STATED GOAL =
Identify all lines of the data containing the string "Kalman" and copy them.
# start of SUPPLIED MATERIAL
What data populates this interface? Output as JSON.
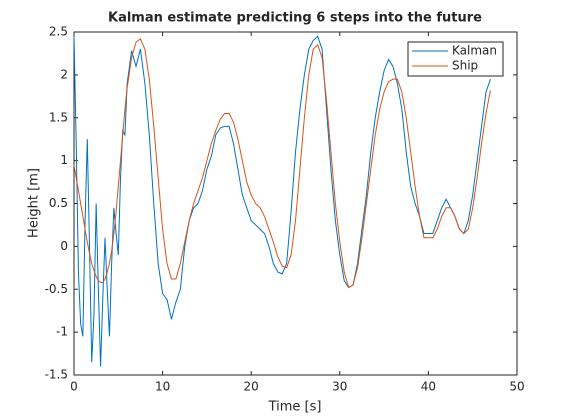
{
  "chart_data": {
    "type": "line",
    "title": "Kalman estimate predicting 6 steps into the future",
    "xlabel": "Time [s]",
    "ylabel": "Height [m]",
    "x": [
      0,
      0.25,
      0.5,
      0.75,
      1,
      1.25,
      1.5,
      1.75,
      2,
      2.25,
      2.5,
      2.75,
      3,
      3.25,
      3.5,
      3.75,
      4,
      4.25,
      4.5,
      4.75,
      5,
      5.25,
      5.5,
      5.75,
      6,
      6.5,
      7,
      7.5,
      8,
      8.5,
      9,
      9.5,
      10,
      10.5,
      11,
      11.5,
      12,
      12.5,
      13,
      13.5,
      14,
      14.5,
      15,
      15.5,
      16,
      16.5,
      17,
      17.5,
      18,
      18.5,
      19,
      19.5,
      20,
      20.5,
      21,
      21.5,
      22,
      22.5,
      23,
      23.5,
      24,
      24.5,
      25,
      25.5,
      26,
      26.5,
      27,
      27.5,
      28,
      28.5,
      29,
      29.5,
      30,
      30.5,
      31,
      31.5,
      32,
      32.5,
      33,
      33.5,
      34,
      34.5,
      35,
      35.5,
      36,
      36.5,
      37,
      37.5,
      38,
      38.5,
      39,
      39.5,
      40,
      40.5,
      41,
      41.5,
      42,
      42.5,
      43,
      43.5,
      44,
      44.5,
      45,
      45.5,
      46,
      46.5,
      47
    ],
    "series": [
      {
        "name": "Kalman",
        "color": "#0072bd",
        "values": [
          2.45,
          1.2,
          -0.3,
          -0.9,
          -1.05,
          0.3,
          1.25,
          0,
          -1.35,
          -0.8,
          0.5,
          -0.5,
          -1.4,
          -0.6,
          0.1,
          -0.5,
          -1.05,
          -0.2,
          0.45,
          0.15,
          -0.1,
          0.8,
          1.35,
          1.3,
          1.9,
          2.28,
          2.1,
          2.3,
          1.9,
          1.3,
          0.5,
          -0.2,
          -0.55,
          -0.62,
          -0.85,
          -0.65,
          -0.5,
          0,
          0.3,
          0.45,
          0.5,
          0.65,
          0.9,
          1.05,
          1.3,
          1.38,
          1.4,
          1.4,
          1.2,
          0.9,
          0.6,
          0.45,
          0.3,
          0.25,
          0.2,
          0.15,
          0,
          -0.2,
          -0.3,
          -0.32,
          -0.2,
          0.4,
          1.1,
          1.6,
          2.0,
          2.3,
          2.4,
          2.45,
          2.3,
          1.6,
          0.9,
          0.3,
          -0.1,
          -0.4,
          -0.48,
          -0.45,
          -0.2,
          0.2,
          0.6,
          1.1,
          1.5,
          1.8,
          2.05,
          2.18,
          2.1,
          1.9,
          1.6,
          1.1,
          0.7,
          0.5,
          0.35,
          0.15,
          0.15,
          0.15,
          0.3,
          0.45,
          0.55,
          0.45,
          0.35,
          0.2,
          0.15,
          0.3,
          0.6,
          1.0,
          1.4,
          1.8,
          1.95
        ]
      },
      {
        "name": "Ship",
        "color": "#d95319",
        "values": [
          0.95,
          0.8,
          0.65,
          0.5,
          0.35,
          0.2,
          0.05,
          -0.08,
          -0.2,
          -0.28,
          -0.35,
          -0.4,
          -0.42,
          -0.42,
          -0.38,
          -0.3,
          -0.2,
          -0.05,
          0.15,
          0.4,
          0.7,
          1.0,
          1.3,
          1.6,
          1.85,
          2.2,
          2.38,
          2.42,
          2.3,
          1.95,
          1.4,
          0.8,
          0.2,
          -0.2,
          -0.38,
          -0.38,
          -0.2,
          0.05,
          0.3,
          0.5,
          0.65,
          0.8,
          1.0,
          1.2,
          1.35,
          1.48,
          1.55,
          1.55,
          1.45,
          1.25,
          1.0,
          0.75,
          0.6,
          0.5,
          0.45,
          0.35,
          0.2,
          0.05,
          -0.12,
          -0.23,
          -0.25,
          -0.1,
          0.3,
          0.9,
          1.5,
          2.0,
          2.3,
          2.35,
          2.2,
          1.7,
          1.1,
          0.5,
          0.05,
          -0.3,
          -0.48,
          -0.45,
          -0.25,
          0.1,
          0.5,
          0.9,
          1.3,
          1.6,
          1.8,
          1.92,
          1.95,
          1.95,
          1.8,
          1.5,
          1.1,
          0.7,
          0.35,
          0.1,
          0.1,
          0.1,
          0.2,
          0.35,
          0.45,
          0.45,
          0.35,
          0.2,
          0.15,
          0.2,
          0.45,
          0.8,
          1.2,
          1.55,
          1.82
        ]
      }
    ],
    "xlim": [
      0,
      50
    ],
    "xticks": [
      0,
      10,
      20,
      30,
      40,
      50
    ],
    "ylim": [
      -1.5,
      2.5
    ],
    "yticks": [
      -1.5,
      -1,
      -0.5,
      0,
      0.5,
      1,
      1.5,
      2,
      2.5
    ],
    "legend": "northeast"
  }
}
# end of SUPPLIED MATERIAL
ANSWER FOR THIS EXERCISE =
    "title": "Kalman estimate predicting 6 steps into the future",
        "name": "Kalman",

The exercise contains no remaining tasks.